[Coordinate annotation listing]
** Begin **
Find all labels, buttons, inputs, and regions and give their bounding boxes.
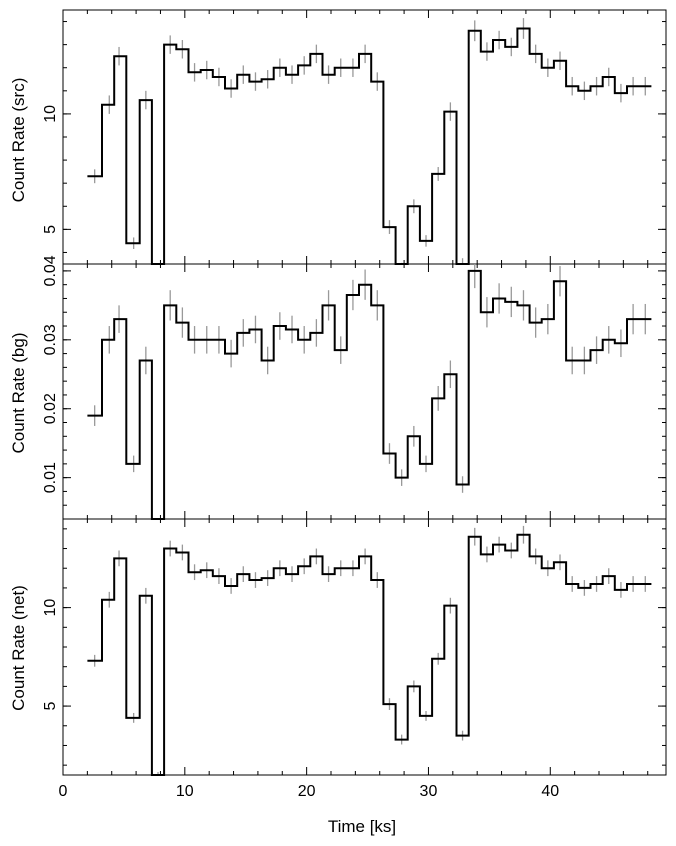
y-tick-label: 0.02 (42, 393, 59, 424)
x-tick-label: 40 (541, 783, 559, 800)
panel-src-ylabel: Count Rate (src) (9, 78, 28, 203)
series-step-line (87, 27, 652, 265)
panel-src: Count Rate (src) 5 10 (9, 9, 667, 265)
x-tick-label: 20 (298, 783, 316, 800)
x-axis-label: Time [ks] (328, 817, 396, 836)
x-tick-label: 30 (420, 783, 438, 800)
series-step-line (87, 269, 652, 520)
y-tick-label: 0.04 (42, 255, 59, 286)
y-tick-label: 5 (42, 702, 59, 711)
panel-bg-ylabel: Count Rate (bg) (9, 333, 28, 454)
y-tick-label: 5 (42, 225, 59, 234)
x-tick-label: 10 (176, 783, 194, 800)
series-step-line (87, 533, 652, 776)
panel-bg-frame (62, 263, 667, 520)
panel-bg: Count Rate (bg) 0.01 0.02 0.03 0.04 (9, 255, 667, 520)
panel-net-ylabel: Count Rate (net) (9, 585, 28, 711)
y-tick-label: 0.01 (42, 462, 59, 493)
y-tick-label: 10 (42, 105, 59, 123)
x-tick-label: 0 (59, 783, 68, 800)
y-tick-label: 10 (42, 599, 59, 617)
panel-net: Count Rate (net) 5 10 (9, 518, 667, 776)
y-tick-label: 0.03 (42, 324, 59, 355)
** End **
_WRITTEN REQUEST:_ Copy out every line of the listing above exactly as it appears, leaving out the picture lines.

_EXERCISE RESULT:_
Find all labels, buttons, inputs, and regions and give their bounding boxes.
y-tick-label: 0.02 (42, 393, 59, 424)
x-tick-label: 40 (541, 783, 559, 800)
panel-src-ylabel: Count Rate (src) (9, 78, 28, 203)
series-step-line (87, 27, 652, 265)
panel-src: Count Rate (src) 5 10 (9, 9, 667, 265)
x-tick-label: 20 (298, 783, 316, 800)
x-axis-label: Time [ks] (328, 817, 396, 836)
x-tick-label: 30 (420, 783, 438, 800)
series-step-line (87, 269, 652, 520)
y-tick-label: 0.04 (42, 255, 59, 286)
y-tick-label: 5 (42, 702, 59, 711)
panel-bg-ylabel: Count Rate (bg) (9, 333, 28, 454)
y-tick-label: 5 (42, 225, 59, 234)
x-tick-label: 10 (176, 783, 194, 800)
series-step-line (87, 533, 652, 776)
panel-bg-frame (62, 263, 667, 520)
panel-bg: Count Rate (bg) 0.01 0.02 0.03 0.04 (9, 255, 667, 520)
panel-net-ylabel: Count Rate (net) (9, 585, 28, 711)
y-tick-label: 0.01 (42, 462, 59, 493)
y-tick-label: 10 (42, 105, 59, 123)
x-tick-label: 0 (59, 783, 68, 800)
y-tick-label: 10 (42, 599, 59, 617)
panel-net: Count Rate (net) 5 10 (9, 518, 667, 776)
y-tick-label: 0.03 (42, 324, 59, 355)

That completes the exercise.